Task details:
The records below are to be copied word for word, with every picture left out.

[Saved entries]

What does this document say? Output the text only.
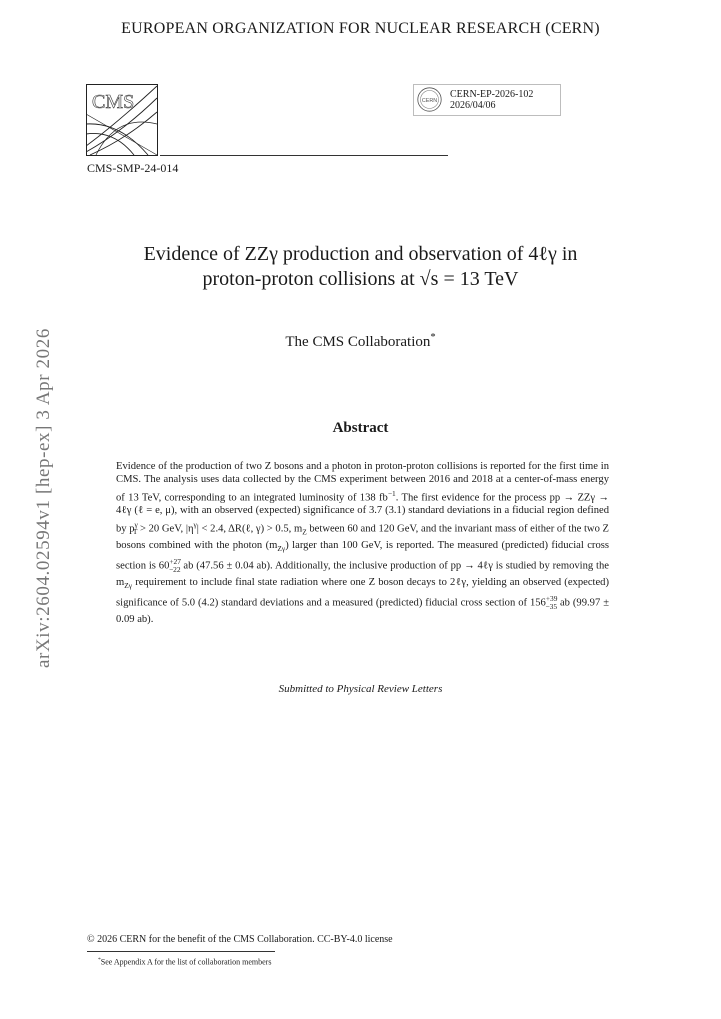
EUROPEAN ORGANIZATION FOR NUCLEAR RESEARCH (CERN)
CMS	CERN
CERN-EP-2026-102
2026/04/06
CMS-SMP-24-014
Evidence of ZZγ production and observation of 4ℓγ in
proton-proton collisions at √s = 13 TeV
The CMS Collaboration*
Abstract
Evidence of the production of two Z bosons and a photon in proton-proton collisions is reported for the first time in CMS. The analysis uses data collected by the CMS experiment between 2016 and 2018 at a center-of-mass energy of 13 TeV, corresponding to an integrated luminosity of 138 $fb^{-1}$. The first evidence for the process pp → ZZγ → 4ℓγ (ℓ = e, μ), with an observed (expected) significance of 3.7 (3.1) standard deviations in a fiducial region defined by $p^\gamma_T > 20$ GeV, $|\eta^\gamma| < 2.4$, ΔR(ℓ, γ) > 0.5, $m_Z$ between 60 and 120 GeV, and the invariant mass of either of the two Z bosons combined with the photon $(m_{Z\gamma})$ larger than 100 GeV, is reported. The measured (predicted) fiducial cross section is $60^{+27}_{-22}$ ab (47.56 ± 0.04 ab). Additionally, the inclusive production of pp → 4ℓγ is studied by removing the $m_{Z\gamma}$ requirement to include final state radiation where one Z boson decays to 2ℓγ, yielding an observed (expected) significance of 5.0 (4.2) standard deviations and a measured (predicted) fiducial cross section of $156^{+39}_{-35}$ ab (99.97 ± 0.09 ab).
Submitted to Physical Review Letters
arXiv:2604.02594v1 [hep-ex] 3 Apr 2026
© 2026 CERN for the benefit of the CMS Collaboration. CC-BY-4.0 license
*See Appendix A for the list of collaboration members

Exercise solution:
What does this document say? Output the text only.
EUROPEAN ORGANIZATION FOR NUCLEAR RESEARCH (CERN)
CMS	CERN
CERN-EP-2026-102
2026/04/06
CMS-SMP-24-014
Evidence of ZZγ production and observation of 4ℓγ in
proton-proton collisions at √s = 13 TeV
The CMS Collaboration*
Abstract
Evidence of the production of two Z bosons and a photon in proton-proton collisions is reported for the first time in CMS. The analysis uses data collected by the CMS experiment between 2016 and 2018 at a center-of-mass energy of 13 TeV, corresponding to an integrated luminosity of 138 $fb^{-1}$. The first evidence for the process pp → ZZγ → 4ℓγ (ℓ = e, μ), with an observed (expected) significance of 3.7 (3.1) standard deviations in a fiducial region defined by $p^\gamma_T > 20$ GeV, $|\eta^\gamma| < 2.4$, ΔR(ℓ, γ) > 0.5, $m_Z$ between 60 and 120 GeV, and the invariant mass of either of the two Z bosons combined with the photon $(m_{Z\gamma})$ larger than 100 GeV, is reported. The measured (predicted) fiducial cross section is $60^{+27}_{-22}$ ab (47.56 ± 0.04 ab). Additionally, the inclusive production of pp → 4ℓγ is studied by removing the $m_{Z\gamma}$ requirement to include final state radiation where one Z boson decays to 2ℓγ, yielding an observed (expected) significance of 5.0 (4.2) standard deviations and a measured (predicted) fiducial cross section of $156^{+39}_{-35}$ ab (99.97 ± 0.09 ab).
Submitted to Physical Review Letters
arXiv:2604.02594v1 [hep-ex] 3 Apr 2026
© 2026 CERN for the benefit of the CMS Collaboration. CC-BY-4.0 license
*See Appendix A for the list of collaboration members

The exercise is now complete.